• **EXCERPT TO READ**
※ ※ ※
Shadows Fall took way too long to appear, especially considering that all their instruments were set up during Necro's waste of time. However, Boston's heroes were a welcome change and provided a heavy, funny and exciting reintroduction to the music form known as heavy metal. Their stage time seemed a little short at 35 minutes, but the anticipation of the bands to come kept the show’s momentum. Successor Every Time I Die felt a bit out of place surrounded by the likes of Goatwhore and Chimaira, but most seemed to like what they heard. The band got its biggest response for “The New Black,” which has gained notoriety from its inclusion in "Guitar Hero II." All in all, a decent set from a group that worked hard to win over the fans of heavier music.
Chimaira’s entrance signaled a transition from the show being a somewhat lighthearted fest to a serious, no-holds-barred metal meltdown. The band had the night's best lighting effects, creating an aura with fog machines and green lights that added to the intensity of the performance and framed Chimaira beautifully. The band borrowed bassists for the show due to a death in member Jim LaMarca’s family. Stand-ins included “the human form of Beefcake the Mighty” and the bassists from Shadows Fall, Every Time I Die and members of the crew. They all fit in seamlessly, and the crowd, many of which it seemed came for Chimaira alone, simply went ape shit.
Headliner GWAR is in a league all its own, though. After an eternity of setup (more like 45 minutes, actually), the band arrived to an unbelievable uproar. It pounded through songs and skits, and everyone within a 100-foot radius of the stage paid the price. Blood cannons; giant, squirting dildos; and an ensemble cast of the decapitated, disemboweled and dismembered covered the crowd, the ceiling and the floor with their odious liquids for more than an hour. To reveal any more would cheat real GWAR disciples out of the surprise that comes with the territory, but let’s just say that if you’re offended or unimpressed, you shouldn’t be at a GWAR show in the first place. Not to discredit the other great bands of SOTU 2007, but GWAR alone is worth the ticket price. Grade-fucking-A.
※ ※ ※
• **GIVEN MATERIAL**
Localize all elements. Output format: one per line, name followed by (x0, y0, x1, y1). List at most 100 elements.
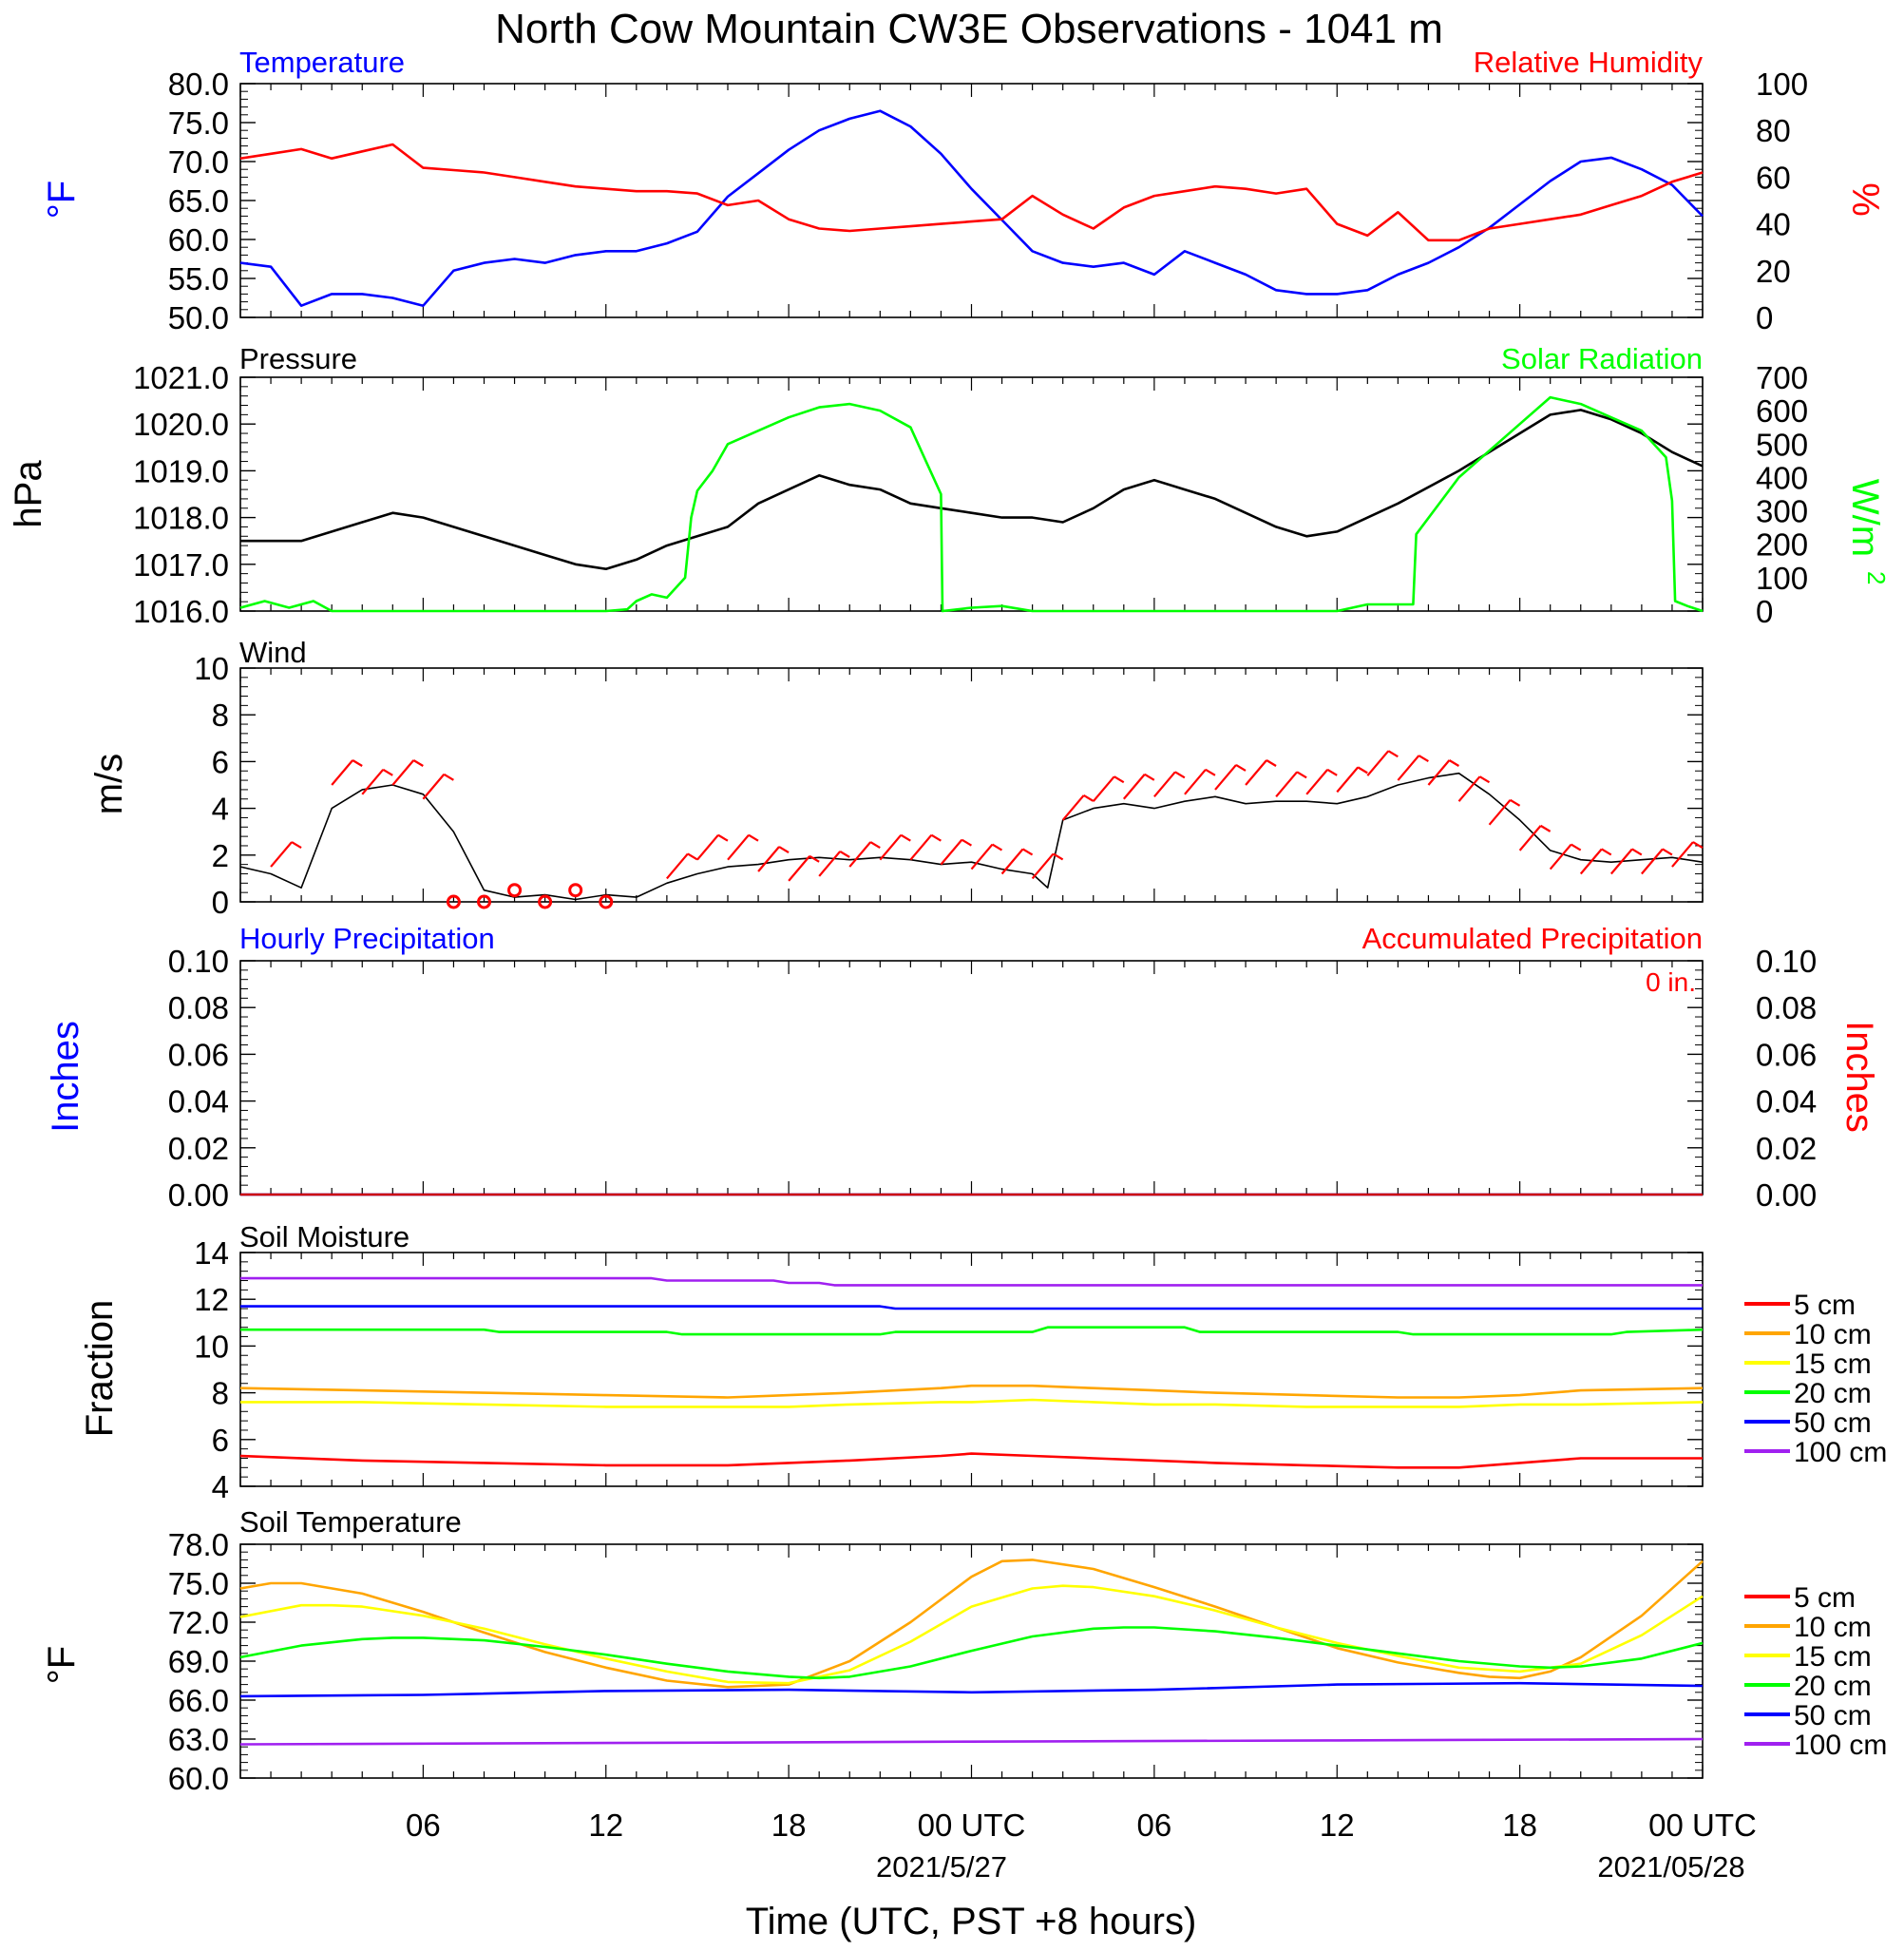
※ ※ ※
• **REQUIREMENT 1**
From the concert review, repeat word for word the passage starting with "Shadows Fall took" and going on through "of heavier music.".
• **REQUIREMENT 2**
In the concert review, how long was Shadows Fall's stage time?

• **CORRECT RESPONSE 1**
Shadows Fall took way too long to appear, especially considering that all their instruments were set up during Necro's waste of time. However, Boston's heroes were a welcome change and provided a heavy, funny and exciting reintroduction to the music form known as heavy metal. Their stage time seemed a little short at 35 minutes, but the anticipation of the bands to come kept the show’s momentum. Successor Every Time I Die felt a bit out of place surrounded by the likes of Goatwhore and Chimaira, but most seemed to like what they heard. The band got its biggest response for “The New Black,” which has gained notoriety from its inclusion in "Guitar Hero II." All in all, a decent set from a group that worked hard to win over the fans of heavier music.

• **CORRECT RESPONSE 2**
35 minutes.